_EXERCISE:_ Report each line of the data that has "受访用户知晓家用美容仪" somewhere in it.

_DATA SHOWN:_
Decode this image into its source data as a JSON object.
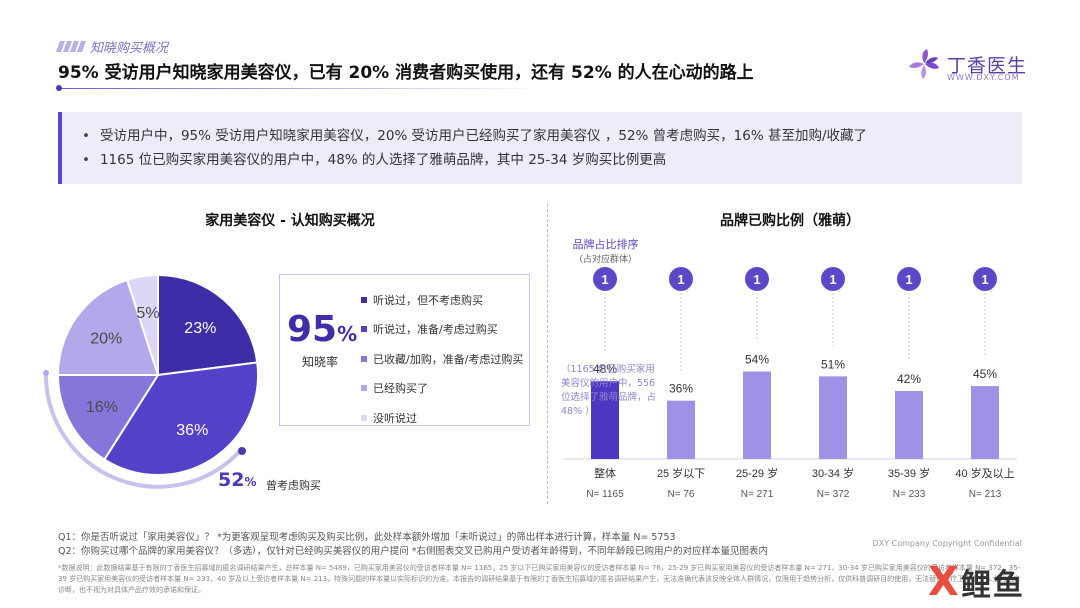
{
  "header": {
    "section_tag": "知晓购买概况",
    "headline": "95% 受访用户知晓家用美容仪，已有 20% 消费者购买使用，还有 52% 的人在心动的路上"
  },
  "logo": {
    "name": "丁香医生",
    "url": "WWW.DXY.COM",
    "icon": "dxy-flower-icon"
  },
  "summary": [
    "受访用户中，95% 受访用户知晓家用美容仪，20% 受访用户已经购买了家用美容仪 ，52% 曾考虑购买，16% 甚至加购/收藏了",
    "1165 位已购买家用美容仪的用户中，48% 的人选择了雅萌品牌，其中 25-34 岁购买比例更高"
  ],
  "left_panel": {
    "awareness_value": "95",
    "awareness_unit": "%",
    "awareness_label": "知晓率",
    "consider_value": "52",
    "consider_unit": "%",
    "consider_label": "曾考虑购买"
  },
  "right_panel": {
    "rank_title": "品牌占比排序",
    "rank_sub": "（占对应群体）",
    "bar_note": "（1165 位已购买家用美容仪的用户中，556 位选择了雅萌品牌，占 48% ）"
  },
  "chart_data": [
    {
      "type": "pie",
      "title": "家用美容仪 - 认知购买概况",
      "slices": [
        {
          "label": "听说过，但不考虑购买",
          "value": 23,
          "color": "#3d2ea8"
        },
        {
          "label": "听说过，准备/考虑过购买",
          "value": 36,
          "color": "#5441c9"
        },
        {
          "label": "已收藏/加购，准备/考虑过购买",
          "value": 16,
          "color": "#8576dc"
        },
        {
          "label": "已经购买了",
          "value": 20,
          "color": "#b3a9ea"
        },
        {
          "label": "没听说过",
          "value": 5,
          "color": "#dcd7f6"
        }
      ]
    },
    {
      "type": "bar",
      "title": "品牌已购比例（雅萌）",
      "categories": [
        "整体",
        "25 岁以下",
        "25-29 岁",
        "30-34 岁",
        "35-39 岁",
        "40 岁及以上"
      ],
      "sample_sizes": [
        "N= 1165",
        "N= 76",
        "N= 271",
        "N= 372",
        "N= 233",
        "N= 213"
      ],
      "values": [
        48,
        36,
        54,
        51,
        42,
        45
      ],
      "value_labels": [
        "48%",
        "36%",
        "54%",
        "51%",
        "42%",
        "45%"
      ],
      "ranks": [
        "1",
        "1",
        "1",
        "1",
        "1",
        "1"
      ],
      "colors": {
        "highlight": "#4c38c2",
        "normal": "#9f92e6",
        "rank": "#5a48c8"
      },
      "ylim": [
        0,
        100
      ]
    }
  ],
  "footnotes": {
    "q1": "Q1：你是否听说过「家用美容仪」？ *为更客观呈现考虑购买及购买比例，此处样本额外增加「未听说过」的筛出样本进行计算，样本量 N= 5753",
    "q2": "Q2：你购买过哪个品牌的家用美容仪？（多选），仅针对已经购买美容仪的用户提问 *右侧图表交叉已购用户受访者年龄得到，不同年龄段已购用户的对应样本量见图表内",
    "note": "*数据说明：此数据结果基于有限的丁香医生招募域的匿名调研结果产生，总样本量 N= 5489，已购买家用美容仪的受访者样本量 N= 1165，25 岁以下已购买家用美容仪的受访者样本量 N= 76，25-29 岁已购买家用美容仪的受访者样本量 N= 271，30-34 岁已购买家用美容仪的受访者样本量 N= 372，35-39 岁已购买家用美容仪的受访者样本量 N= 233，40 岁及以上受访者样本量 N= 213，特殊问题的样本量以实际标识的为准，本报告的调研结果基于有限的丁香医生招募域的匿名调研结果产生，无法准确代表该反映全体人群情况，仅限用于趋势分析，仅供科普调研目的使用，无法替代医疗卫生专业人士的临床诊断，也不视为对具体产品疗效的承诺和保证。",
    "copyright": "DXY Company Copyright Confidential"
  },
  "watermark": {
    "mark": "X",
    "text": "鲤鱼"
  }
}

_RESPONSE TO THE EXERCISE:_
    "headline": "95% 受访用户知晓家用美容仪，已有 20% 消费者购买使用，还有 52% 的人在心动的路上"
    "受访用户中，95% 受访用户知晓家用美容仪，20% 受访用户已经购买了家用美容仪 ，52% 曾考虑购买，16% 甚至加购/收藏了",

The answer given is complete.